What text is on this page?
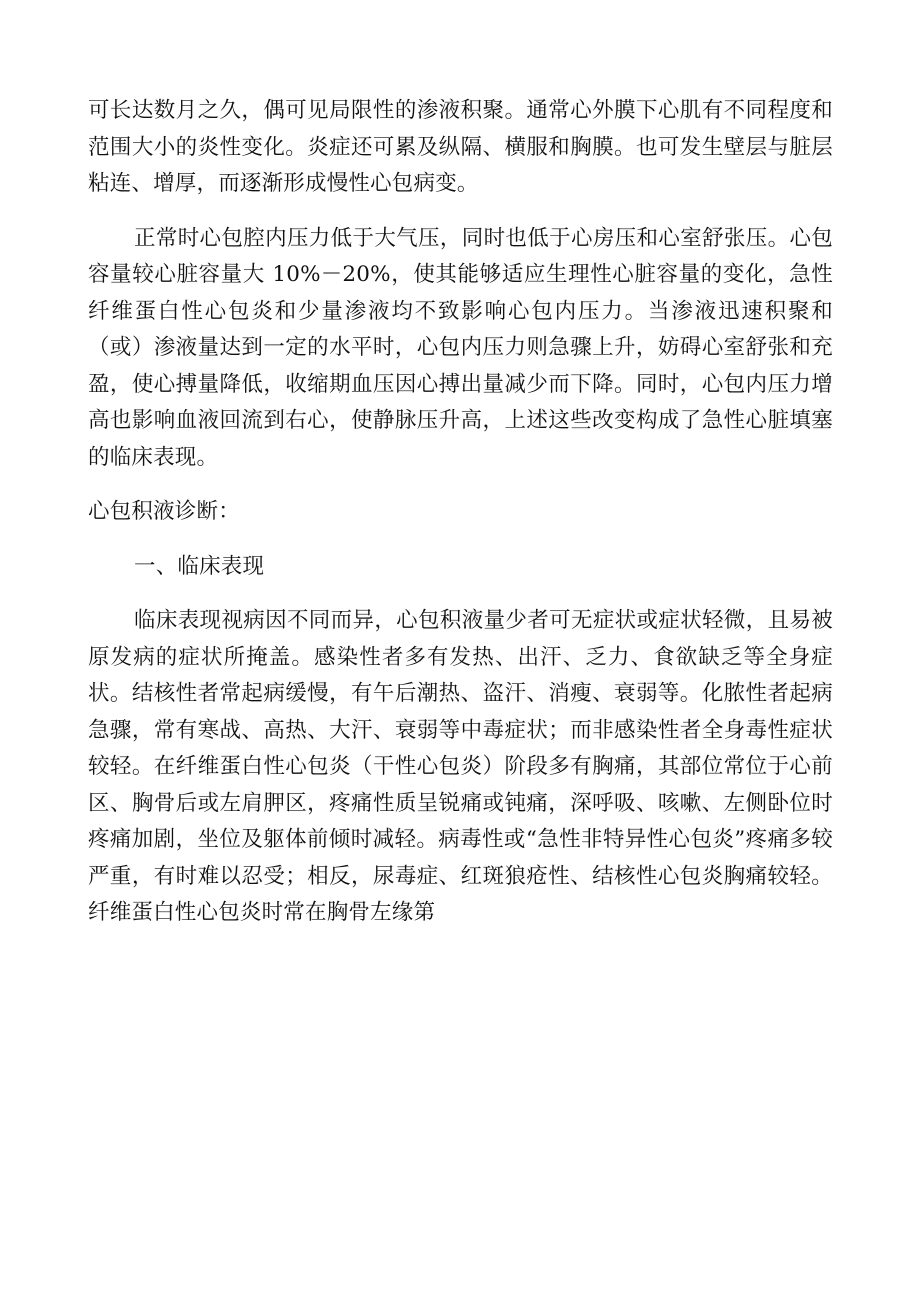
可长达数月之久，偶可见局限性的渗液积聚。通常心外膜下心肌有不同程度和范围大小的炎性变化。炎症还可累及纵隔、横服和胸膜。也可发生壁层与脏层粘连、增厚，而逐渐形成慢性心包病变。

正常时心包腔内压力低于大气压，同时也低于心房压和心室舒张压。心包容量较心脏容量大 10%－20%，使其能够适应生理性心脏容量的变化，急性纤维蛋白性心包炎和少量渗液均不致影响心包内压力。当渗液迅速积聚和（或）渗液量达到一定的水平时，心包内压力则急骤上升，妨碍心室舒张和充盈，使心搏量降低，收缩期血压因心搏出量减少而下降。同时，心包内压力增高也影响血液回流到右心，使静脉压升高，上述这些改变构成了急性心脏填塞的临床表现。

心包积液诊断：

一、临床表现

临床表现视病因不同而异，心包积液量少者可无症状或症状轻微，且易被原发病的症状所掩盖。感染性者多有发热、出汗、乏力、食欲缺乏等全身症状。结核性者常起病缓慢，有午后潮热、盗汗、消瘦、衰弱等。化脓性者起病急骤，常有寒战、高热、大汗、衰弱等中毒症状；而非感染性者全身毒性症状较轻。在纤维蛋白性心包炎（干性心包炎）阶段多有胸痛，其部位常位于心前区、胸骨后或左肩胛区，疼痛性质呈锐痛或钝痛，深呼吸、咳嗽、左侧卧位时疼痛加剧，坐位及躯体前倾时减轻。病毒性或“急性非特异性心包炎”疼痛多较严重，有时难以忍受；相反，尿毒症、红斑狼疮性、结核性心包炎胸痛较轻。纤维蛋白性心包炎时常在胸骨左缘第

┄┄┄┄┄┄┄┄┄┄┄┄┄┄┄┄┄┄┄┄

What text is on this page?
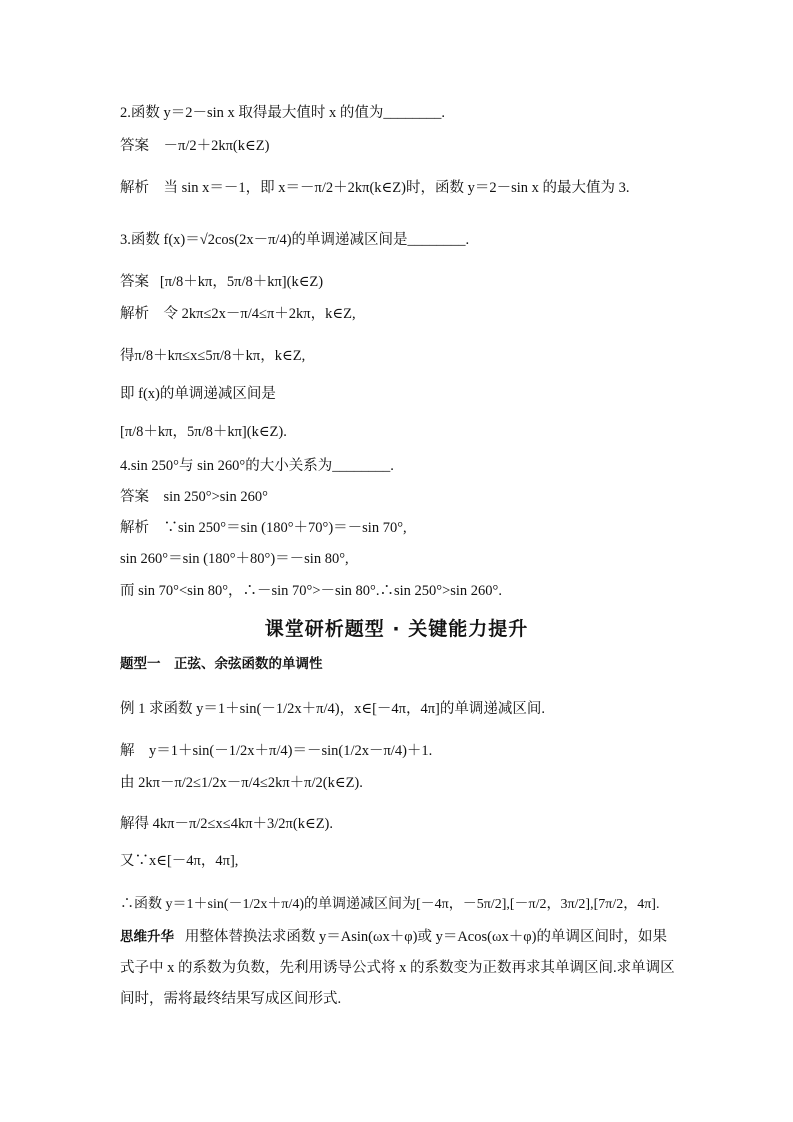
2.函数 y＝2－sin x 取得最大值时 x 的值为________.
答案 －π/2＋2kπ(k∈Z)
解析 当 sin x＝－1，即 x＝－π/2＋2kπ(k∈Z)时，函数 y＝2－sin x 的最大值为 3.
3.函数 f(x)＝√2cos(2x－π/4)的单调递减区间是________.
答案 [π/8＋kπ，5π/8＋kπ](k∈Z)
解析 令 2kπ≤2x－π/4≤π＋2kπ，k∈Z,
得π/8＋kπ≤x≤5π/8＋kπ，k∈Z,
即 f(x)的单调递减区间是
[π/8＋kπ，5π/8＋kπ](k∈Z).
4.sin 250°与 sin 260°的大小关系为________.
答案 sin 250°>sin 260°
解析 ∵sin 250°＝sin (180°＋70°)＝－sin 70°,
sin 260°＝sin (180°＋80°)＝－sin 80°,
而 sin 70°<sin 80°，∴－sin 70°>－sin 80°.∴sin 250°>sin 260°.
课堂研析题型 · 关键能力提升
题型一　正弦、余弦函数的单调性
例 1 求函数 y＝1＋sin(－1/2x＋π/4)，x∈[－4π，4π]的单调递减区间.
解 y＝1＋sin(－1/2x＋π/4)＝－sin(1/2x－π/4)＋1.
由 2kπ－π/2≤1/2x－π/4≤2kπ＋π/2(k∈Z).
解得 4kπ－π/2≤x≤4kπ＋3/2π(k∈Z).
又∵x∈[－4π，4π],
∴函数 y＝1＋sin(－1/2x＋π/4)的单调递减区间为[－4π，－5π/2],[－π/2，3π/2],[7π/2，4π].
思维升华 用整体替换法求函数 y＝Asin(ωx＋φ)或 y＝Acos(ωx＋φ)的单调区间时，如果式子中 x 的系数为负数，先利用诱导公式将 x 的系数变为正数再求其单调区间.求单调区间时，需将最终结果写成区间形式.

┄┄┄┄┄┄┄┄┄┄┄┄┄┄┄┄┄┄┄┄

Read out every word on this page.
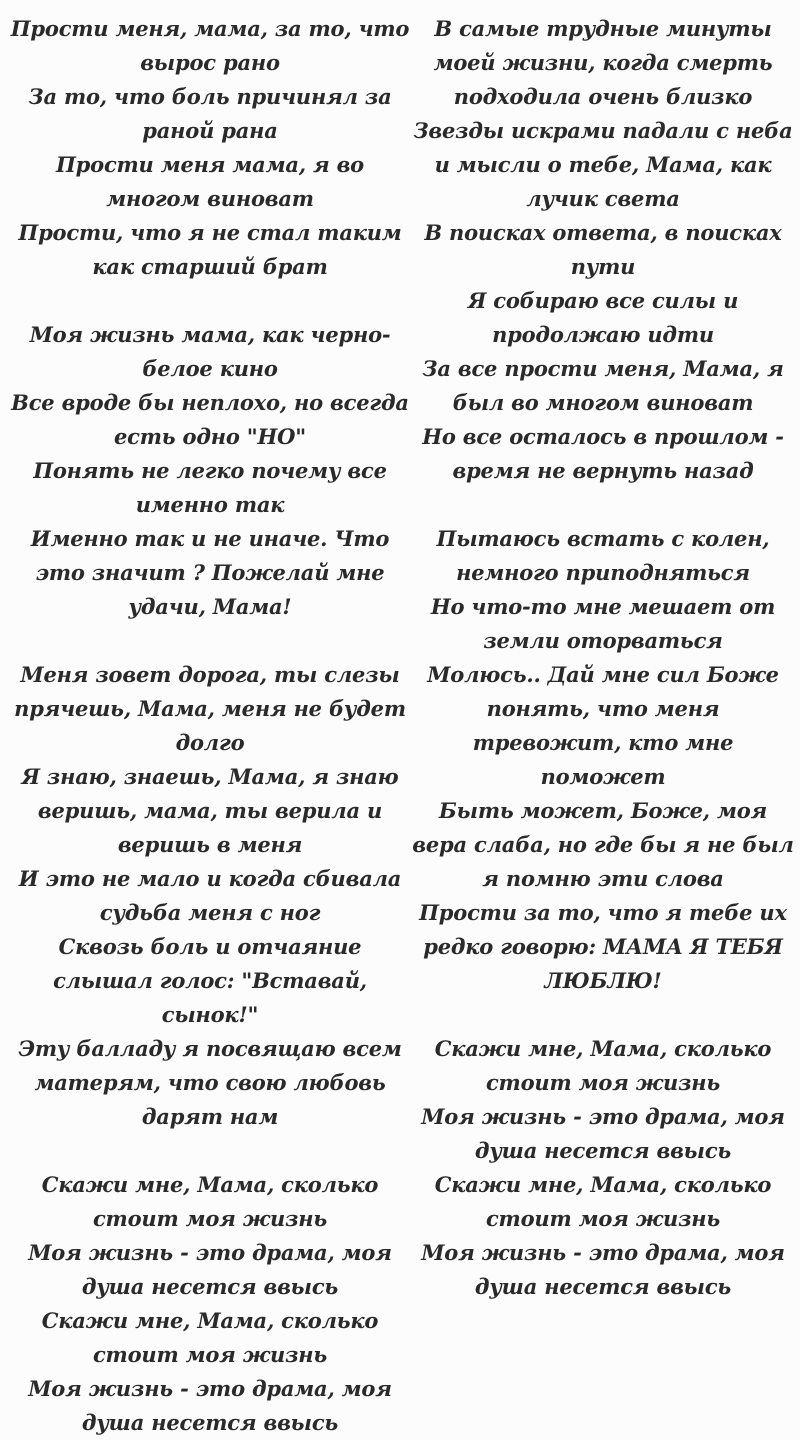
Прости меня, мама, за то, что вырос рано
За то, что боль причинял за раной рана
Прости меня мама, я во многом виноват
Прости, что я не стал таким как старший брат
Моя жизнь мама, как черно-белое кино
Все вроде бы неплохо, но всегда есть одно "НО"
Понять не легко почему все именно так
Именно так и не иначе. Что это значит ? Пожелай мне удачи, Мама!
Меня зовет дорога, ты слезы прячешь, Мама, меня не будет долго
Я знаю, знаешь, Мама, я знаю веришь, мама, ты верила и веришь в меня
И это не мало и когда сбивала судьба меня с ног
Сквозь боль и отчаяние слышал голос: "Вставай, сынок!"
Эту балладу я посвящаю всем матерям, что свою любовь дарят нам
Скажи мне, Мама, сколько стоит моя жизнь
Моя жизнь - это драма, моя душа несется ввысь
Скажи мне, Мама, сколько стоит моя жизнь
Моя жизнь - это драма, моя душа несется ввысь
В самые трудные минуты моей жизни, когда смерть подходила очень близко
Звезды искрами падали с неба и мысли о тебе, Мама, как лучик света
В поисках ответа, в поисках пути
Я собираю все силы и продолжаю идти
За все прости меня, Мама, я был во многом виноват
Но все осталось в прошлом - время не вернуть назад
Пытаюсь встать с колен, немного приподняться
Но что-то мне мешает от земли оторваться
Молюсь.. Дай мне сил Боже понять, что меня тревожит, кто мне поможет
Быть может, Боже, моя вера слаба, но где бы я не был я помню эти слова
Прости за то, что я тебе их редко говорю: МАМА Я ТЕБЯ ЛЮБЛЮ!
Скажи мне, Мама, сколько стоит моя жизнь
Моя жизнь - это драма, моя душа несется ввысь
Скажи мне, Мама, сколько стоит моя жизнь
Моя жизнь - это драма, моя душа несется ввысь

┄┄┄┄┄┄┄┄┄┄┄┄┄┄┄┄┄┄┄┄

## [Set problem]
Show every line that contains the word "когда".

## [Answer below]
И это не мало и когда сбивала судьба меня с ног
В самые трудные минуты моей жизни, когда смерть подходила очень близко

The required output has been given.